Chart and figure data

————

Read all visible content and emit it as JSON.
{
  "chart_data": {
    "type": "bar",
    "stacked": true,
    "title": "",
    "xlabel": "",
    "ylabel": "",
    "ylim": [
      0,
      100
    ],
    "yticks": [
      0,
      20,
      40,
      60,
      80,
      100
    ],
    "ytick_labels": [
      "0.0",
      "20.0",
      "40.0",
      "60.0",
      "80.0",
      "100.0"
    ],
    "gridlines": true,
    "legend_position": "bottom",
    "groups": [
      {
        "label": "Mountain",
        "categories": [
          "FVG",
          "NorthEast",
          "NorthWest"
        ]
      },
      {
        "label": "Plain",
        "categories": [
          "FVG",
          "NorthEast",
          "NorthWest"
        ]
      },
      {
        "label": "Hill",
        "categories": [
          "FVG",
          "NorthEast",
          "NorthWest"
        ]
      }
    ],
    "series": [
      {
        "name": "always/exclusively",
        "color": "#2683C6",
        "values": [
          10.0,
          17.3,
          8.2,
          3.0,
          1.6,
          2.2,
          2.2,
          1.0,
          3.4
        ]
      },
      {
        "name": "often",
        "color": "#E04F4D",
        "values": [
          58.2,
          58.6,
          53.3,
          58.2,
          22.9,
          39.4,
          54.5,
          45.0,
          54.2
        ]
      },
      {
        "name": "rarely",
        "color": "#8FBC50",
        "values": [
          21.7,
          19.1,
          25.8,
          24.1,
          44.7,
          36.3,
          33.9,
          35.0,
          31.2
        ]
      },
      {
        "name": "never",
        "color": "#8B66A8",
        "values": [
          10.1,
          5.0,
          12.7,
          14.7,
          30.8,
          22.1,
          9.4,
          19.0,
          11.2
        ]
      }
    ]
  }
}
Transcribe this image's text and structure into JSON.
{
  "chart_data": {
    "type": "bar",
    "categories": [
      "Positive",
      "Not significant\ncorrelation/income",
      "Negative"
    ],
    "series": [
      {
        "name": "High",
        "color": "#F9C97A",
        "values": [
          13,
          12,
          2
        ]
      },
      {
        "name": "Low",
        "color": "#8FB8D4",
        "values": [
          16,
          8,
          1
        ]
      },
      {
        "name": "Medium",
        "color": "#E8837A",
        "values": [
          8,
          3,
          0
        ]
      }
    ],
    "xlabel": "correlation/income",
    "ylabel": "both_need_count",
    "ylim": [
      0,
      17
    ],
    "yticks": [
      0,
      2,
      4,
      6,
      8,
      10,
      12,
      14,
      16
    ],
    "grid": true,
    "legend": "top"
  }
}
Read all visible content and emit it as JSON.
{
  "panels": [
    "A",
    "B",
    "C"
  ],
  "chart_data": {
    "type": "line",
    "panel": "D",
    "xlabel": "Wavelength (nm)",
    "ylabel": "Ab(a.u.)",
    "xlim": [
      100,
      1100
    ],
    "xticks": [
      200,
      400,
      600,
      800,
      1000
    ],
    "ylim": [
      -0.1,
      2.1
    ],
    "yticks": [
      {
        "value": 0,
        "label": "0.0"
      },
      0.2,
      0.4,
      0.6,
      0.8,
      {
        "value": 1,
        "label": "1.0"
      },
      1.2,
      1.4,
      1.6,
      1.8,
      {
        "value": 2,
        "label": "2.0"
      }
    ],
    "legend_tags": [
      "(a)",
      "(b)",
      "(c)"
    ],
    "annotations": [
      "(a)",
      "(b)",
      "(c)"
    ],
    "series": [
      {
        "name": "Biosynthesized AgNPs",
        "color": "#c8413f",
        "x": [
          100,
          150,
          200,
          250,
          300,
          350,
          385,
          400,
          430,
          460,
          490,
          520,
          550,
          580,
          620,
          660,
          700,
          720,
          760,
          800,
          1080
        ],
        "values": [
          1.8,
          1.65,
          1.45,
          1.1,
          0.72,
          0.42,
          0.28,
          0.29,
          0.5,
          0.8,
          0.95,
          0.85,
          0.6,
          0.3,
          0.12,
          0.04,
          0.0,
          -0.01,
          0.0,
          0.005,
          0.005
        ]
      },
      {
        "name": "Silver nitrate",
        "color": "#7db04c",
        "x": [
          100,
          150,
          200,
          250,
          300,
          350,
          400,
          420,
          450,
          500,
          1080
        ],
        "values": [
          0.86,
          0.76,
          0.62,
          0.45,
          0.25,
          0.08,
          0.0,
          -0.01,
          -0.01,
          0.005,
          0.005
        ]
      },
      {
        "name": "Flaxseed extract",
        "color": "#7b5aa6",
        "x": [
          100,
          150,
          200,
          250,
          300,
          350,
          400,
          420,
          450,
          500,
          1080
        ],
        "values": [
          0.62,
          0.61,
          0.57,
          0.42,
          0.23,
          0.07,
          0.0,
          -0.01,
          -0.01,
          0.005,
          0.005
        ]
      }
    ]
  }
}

————

» **Task brief**: For this exercise, gather every line of the data that contains the word "name".

» **Written answer**:
        "name": "always/exclusively",
        "name": "often",
        "name": "rarely",
        "name": "never",
        "name": "High",
        "name": "Low",
        "name": "Medium",
        "name": "Biosynthesized AgNPs",
        "name": "Silver nitrate",
        "name": "Flaxseed extract",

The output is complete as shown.